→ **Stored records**

------------------------------------------------------------

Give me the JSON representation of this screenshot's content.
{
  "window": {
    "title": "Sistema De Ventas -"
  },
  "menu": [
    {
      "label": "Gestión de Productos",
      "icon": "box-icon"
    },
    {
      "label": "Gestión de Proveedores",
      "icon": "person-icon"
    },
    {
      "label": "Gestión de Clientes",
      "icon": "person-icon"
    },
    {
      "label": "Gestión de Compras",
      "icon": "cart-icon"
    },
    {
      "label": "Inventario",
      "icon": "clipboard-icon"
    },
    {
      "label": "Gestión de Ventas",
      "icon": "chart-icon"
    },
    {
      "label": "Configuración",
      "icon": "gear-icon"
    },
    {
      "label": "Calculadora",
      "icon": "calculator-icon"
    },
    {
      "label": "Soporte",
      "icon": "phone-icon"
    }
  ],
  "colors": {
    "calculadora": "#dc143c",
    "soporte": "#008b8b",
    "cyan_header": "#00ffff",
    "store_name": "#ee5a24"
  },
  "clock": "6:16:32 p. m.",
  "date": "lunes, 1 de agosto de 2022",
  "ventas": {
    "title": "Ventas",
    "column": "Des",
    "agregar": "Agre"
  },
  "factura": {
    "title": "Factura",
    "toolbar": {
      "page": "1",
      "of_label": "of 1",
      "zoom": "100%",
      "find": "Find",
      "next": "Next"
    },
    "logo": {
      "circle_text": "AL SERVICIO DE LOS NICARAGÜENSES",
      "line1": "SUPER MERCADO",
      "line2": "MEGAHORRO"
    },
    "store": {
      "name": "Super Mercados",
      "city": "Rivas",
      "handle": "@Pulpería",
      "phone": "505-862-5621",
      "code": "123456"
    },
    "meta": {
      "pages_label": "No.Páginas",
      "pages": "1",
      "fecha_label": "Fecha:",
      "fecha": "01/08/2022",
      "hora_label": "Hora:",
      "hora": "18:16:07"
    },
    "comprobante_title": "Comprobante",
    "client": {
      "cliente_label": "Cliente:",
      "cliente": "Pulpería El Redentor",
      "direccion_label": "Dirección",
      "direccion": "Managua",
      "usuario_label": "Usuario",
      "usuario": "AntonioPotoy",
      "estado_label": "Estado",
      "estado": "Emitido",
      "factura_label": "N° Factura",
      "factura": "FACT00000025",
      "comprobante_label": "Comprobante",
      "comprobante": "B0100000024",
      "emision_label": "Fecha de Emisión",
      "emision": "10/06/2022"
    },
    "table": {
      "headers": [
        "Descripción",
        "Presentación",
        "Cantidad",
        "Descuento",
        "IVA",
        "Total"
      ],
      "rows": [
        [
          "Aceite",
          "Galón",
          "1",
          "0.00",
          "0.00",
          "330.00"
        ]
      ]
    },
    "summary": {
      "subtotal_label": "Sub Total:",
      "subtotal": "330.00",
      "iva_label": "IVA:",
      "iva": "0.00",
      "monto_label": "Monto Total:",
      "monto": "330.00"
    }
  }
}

------------------------------------------------------------

→ **Challenge**
Write out all of the records above exactly as they appear.

→ **Response to the task**
Give me the JSON representation of this screenshot's content.
{
  "window": {
    "title": "Sistema De Ventas -"
  },
  "menu": [
    {
      "label": "Gestión de Productos",
      "icon": "box-icon"
    },
    {
      "label": "Gestión de Proveedores",
      "icon": "person-icon"
    },
    {
      "label": "Gestión de Clientes",
      "icon": "person-icon"
    },
    {
      "label": "Gestión de Compras",
      "icon": "cart-icon"
    },
    {
      "label": "Inventario",
      "icon": "clipboard-icon"
    },
    {
      "label": "Gestión de Ventas",
      "icon": "chart-icon"
    },
    {
      "label": "Configuración",
      "icon": "gear-icon"
    },
    {
      "label": "Calculadora",
      "icon": "calculator-icon"
    },
    {
      "label": "Soporte",
      "icon": "phone-icon"
    }
  ],
  "colors": {
    "calculadora": "#dc143c",
    "soporte": "#008b8b",
    "cyan_header": "#00ffff",
    "store_name": "#ee5a24"
  },
  "clock": "6:16:32 p. m.",
  "date": "lunes, 1 de agosto de 2022",
  "ventas": {
    "title": "Ventas",
    "column": "Des",
    "agregar": "Agre"
  },
  "factura": {
    "title": "Factura",
    "toolbar": {
      "page": "1",
      "of_label": "of 1",
      "zoom": "100%",
      "find": "Find",
      "next": "Next"
    },
    "logo": {
      "circle_text": "AL SERVICIO DE LOS NICARAGÜENSES",
      "line1": "SUPER MERCADO",
      "line2": "MEGAHORRO"
    },
    "store": {
      "name": "Super Mercados",
      "city": "Rivas",
      "handle": "@Pulpería",
      "phone": "505-862-5621",
      "code": "123456"
    },
    "meta": {
      "pages_label": "No.Páginas",
      "pages": "1",
      "fecha_label": "Fecha:",
      "fecha": "01/08/2022",
      "hora_label": "Hora:",
      "hora": "18:16:07"
    },
    "comprobante_title": "Comprobante",
    "client": {
      "cliente_label": "Cliente:",
      "cliente": "Pulpería El Redentor",
      "direccion_label": "Dirección",
      "direccion": "Managua",
      "usuario_label": "Usuario",
      "usuario": "AntonioPotoy",
      "estado_label": "Estado",
      "estado": "Emitido",
      "factura_label": "N° Factura",
      "factura": "FACT00000025",
      "comprobante_label": "Comprobante",
      "comprobante": "B0100000024",
      "emision_label": "Fecha de Emisión",
      "emision": "10/06/2022"
    },
    "table": {
      "headers": [
        "Descripción",
        "Presentación",
        "Cantidad",
        "Descuento",
        "IVA",
        "Total"
      ],
      "rows": [
        [
          "Aceite",
          "Galón",
          "1",
          "0.00",
          "0.00",
          "330.00"
        ]
      ]
    },
    "summary": {
      "subtotal_label": "Sub Total:",
      "subtotal": "330.00",
      "iva_label": "IVA:",
      "iva": "0.00",
      "monto_label": "Monto Total:",
      "monto": "330.00"
    }
  }
}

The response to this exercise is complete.